REQUIRED TASK
Scan the records and identify every line in which the string "fusione" occurs, then return those lines.

* begin MATERIAL SUPPLIED *

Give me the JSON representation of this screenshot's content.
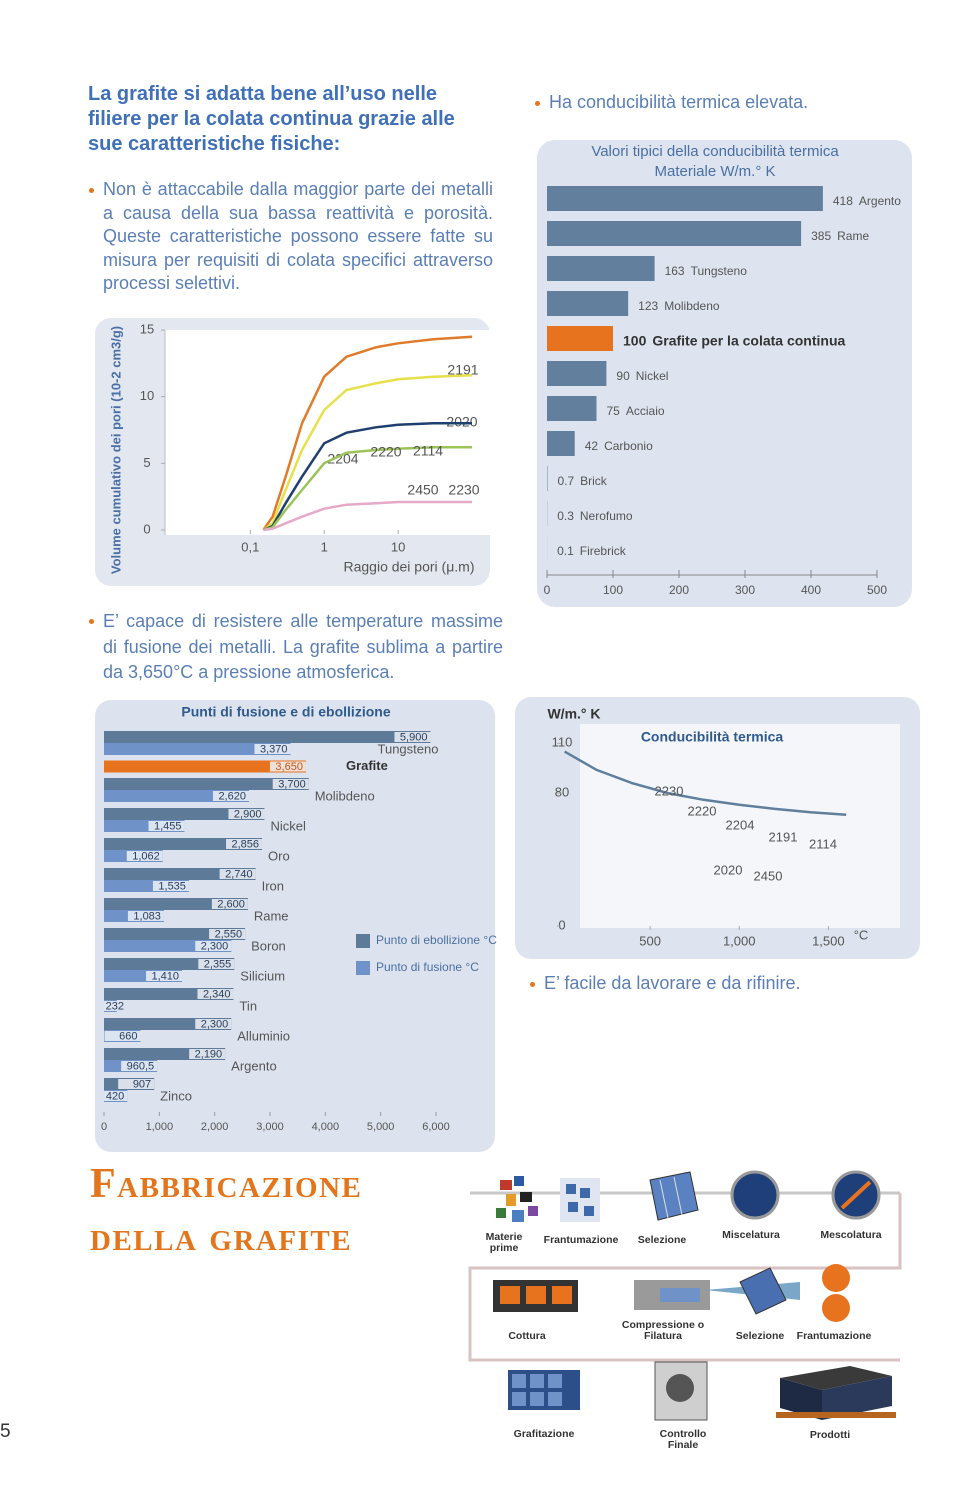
{
  "heading": "La grafite si adatta bene all’uso nelle filiere per la colata continua grazie alle sue caratteristiche fisiche:",
  "bullets": [
    "Non è attaccabile dalla maggior parte dei metalli a causa della sua bassa reattività e porosità. Queste caratteristiche possono essere fatte su misura per requisiti di colata specifici attraverso processi selettivi.",
    "Ha conducibilità termica elevata.",
    "E’ capace di resistere alle temperature massime di fusione dei metalli. La grafite sublima a partire da 3,650°C a pressione atmosferica.",
    "E’ facile da lavorare e da rifinire."
  ],
  "section_title": [
    "Fabbricazione",
    "della grafite"
  ],
  "process": {
    "steps": [
      [
        "Materie",
        "prime"
      ],
      [
        "Frantumazione"
      ],
      [
        "Selezione"
      ],
      [
        "Miscelatura"
      ],
      [
        "Mescolatura"
      ],
      [
        "Cottura"
      ],
      [
        "Compressione o",
        "Filatura"
      ],
      [
        "Selezione"
      ],
      [
        "Frantumazione"
      ],
      [
        "Grafitazione"
      ],
      [
        "Controllo",
        "Finale"
      ],
      [
        "Prodotti"
      ]
    ]
  },
  "page_number": "5",
  "chart_data": [
    {
      "type": "line",
      "ylabel": "Volume cumulativo dei pori (10-2 cm3/g)",
      "xlabel": "Raggio dei pori (μ.m)",
      "x": [
        0.15,
        0.2,
        0.3,
        0.5,
        1,
        2,
        5,
        10,
        30,
        100
      ],
      "xscale": "log",
      "xlim": [
        0.007,
        175
      ],
      "xticks": [
        {
          "value": 0.1,
          "label": "0,1"
        },
        1,
        10
      ],
      "ylim": [
        0,
        15
      ],
      "yticks": [
        0,
        5,
        10,
        15
      ],
      "series": [
        {
          "name": "2191",
          "color": "#e07b2a",
          "values": [
            0,
            1,
            4,
            8,
            11.5,
            13,
            13.7,
            14,
            14.3,
            14.5
          ]
        },
        {
          "name": "2020",
          "color": "#e8e04a",
          "values": [
            0,
            0.5,
            3,
            6,
            9,
            10.5,
            11,
            11.3,
            11.5,
            11.6
          ]
        },
        {
          "name": "2204",
          "color": "#1f3f6e",
          "values": [
            0,
            0.3,
            2,
            4,
            6.5,
            7.3,
            7.7,
            7.9,
            8,
            8
          ]
        },
        {
          "name": "2450",
          "color": "#9cc25a",
          "values": [
            0,
            0.2,
            1.5,
            3,
            5,
            5.8,
            6,
            6.1,
            6.2,
            6.2
          ]
        },
        {
          "name": "2230",
          "color": "#e6a9c8",
          "values": [
            0,
            0.1,
            0.5,
            1,
            1.6,
            1.9,
            2,
            2.1,
            2.1,
            2.1
          ]
        }
      ],
      "annotations": [
        "2220",
        "2114"
      ]
    },
    {
      "type": "hbar",
      "title": "Valori tipici della conducibilità termica",
      "subtitle": "Materiale W/m.° K",
      "categories": [
        "Argento",
        "Rame",
        "Tungsteno",
        "Molibdeno",
        "Grafite per la colata continua",
        "Nickel",
        "Acciaio",
        "Carbonio",
        "Brick",
        "Nerofumo",
        "Firebrick"
      ],
      "values": [
        418,
        385,
        163,
        123,
        100,
        90,
        75,
        42,
        0.7,
        0.3,
        0.1
      ],
      "color": "#62809d",
      "colors": [
        "#62809d",
        "#62809d",
        "#62809d",
        "#62809d",
        "#e8731e",
        "#62809d",
        "#62809d",
        "#62809d",
        "#62809d",
        "#62809d",
        "#62809d"
      ],
      "xlim": [
        0,
        500
      ],
      "xticks": [
        0,
        100,
        200,
        300,
        400,
        500
      ]
    },
    {
      "type": "grouped-hbar",
      "title": "Punti di fusione e di ebollizione",
      "categories": [
        "Tungsteno",
        "Grafite",
        "Molibdeno",
        "Nickel",
        "Oro",
        "Iron",
        "Rame",
        "Boron",
        "Silicium",
        "Tin",
        "Alluminio",
        "Argento",
        "Zinco"
      ],
      "series": [
        {
          "name": "Punto di ebollizione °C",
          "color": "#5d7b99",
          "colors": [
            "#5d7b99",
            "#e8731e",
            "#5d7b99",
            "#5d7b99",
            "#5d7b99",
            "#5d7b99",
            "#5d7b99",
            "#5d7b99",
            "#5d7b99",
            "#5d7b99",
            "#5d7b99",
            "#5d7b99",
            "#5d7b99"
          ],
          "values": [
            5900,
            3650,
            3700,
            2900,
            2856,
            2740,
            2600,
            2550,
            2355,
            2340,
            2300,
            2190,
            907
          ],
          "value_labels": [
            "5,900",
            "3,650",
            "3,700",
            "2,900",
            "2,856",
            "2,740",
            "2,600",
            "2,550",
            "2,355",
            "2,340",
            "2,300",
            "2,190",
            "907"
          ]
        },
        {
          "name": "Punto di fusione °C",
          "color": "#6f93c8",
          "values": [
            3370,
            null,
            2620,
            1455,
            1062,
            1535,
            1083,
            2300,
            1410,
            232,
            660,
            960.5,
            420
          ],
          "value_labels": [
            "3,370",
            null,
            "2,620",
            "1,455",
            "1,062",
            "1,535",
            "1,083",
            "2,300",
            "1,410",
            "232",
            "660",
            "960,5",
            "420"
          ]
        }
      ],
      "xlim": [
        0,
        6000
      ],
      "xticks": [
        0,
        {
          "value": 1000,
          "label": "1,000"
        },
        {
          "value": 2000,
          "label": "2,000"
        },
        {
          "value": 3000,
          "label": "3,000"
        },
        {
          "value": 4000,
          "label": "4,000"
        },
        {
          "value": 5000,
          "label": "5,000"
        },
        {
          "value": 6000,
          "label": "6,000"
        }
      ]
    },
    {
      "type": "line",
      "title": "Conducibilità termica",
      "ylabel": "W/m.° K",
      "xunit": "°C",
      "x": [
        20,
        200,
        400,
        600,
        800,
        1000,
        1200,
        1400,
        1600
      ],
      "xlim": [
        0,
        1700
      ],
      "xticks": [
        500,
        {
          "value": 1000,
          "label": "1,000"
        },
        {
          "value": 1500,
          "label": "1,500"
        }
      ],
      "ylim": [
        0,
        115
      ],
      "yticks": [
        0,
        80,
        110
      ],
      "series": [
        {
          "color": "#5f7f9c",
          "values": [
            105,
            94,
            86,
            80,
            76,
            73,
            70.5,
            68.5,
            67
          ]
        }
      ],
      "annotations": [
        "2230",
        "2220",
        "2204",
        "2191",
        "2114",
        "2020",
        "2450"
      ]
    }
  ]
}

* end MATERIAL SUPPLIED *

SOLUTION FOR THIS TASK
    "E’ capace di resistere alle temperature massime di fusione dei metalli. La grafite sublima a partire da 3,650°C a pressione atmosferica.",
      "title": "Punti di fusione e di ebollizione",
          "name": "Punto di fusione °C",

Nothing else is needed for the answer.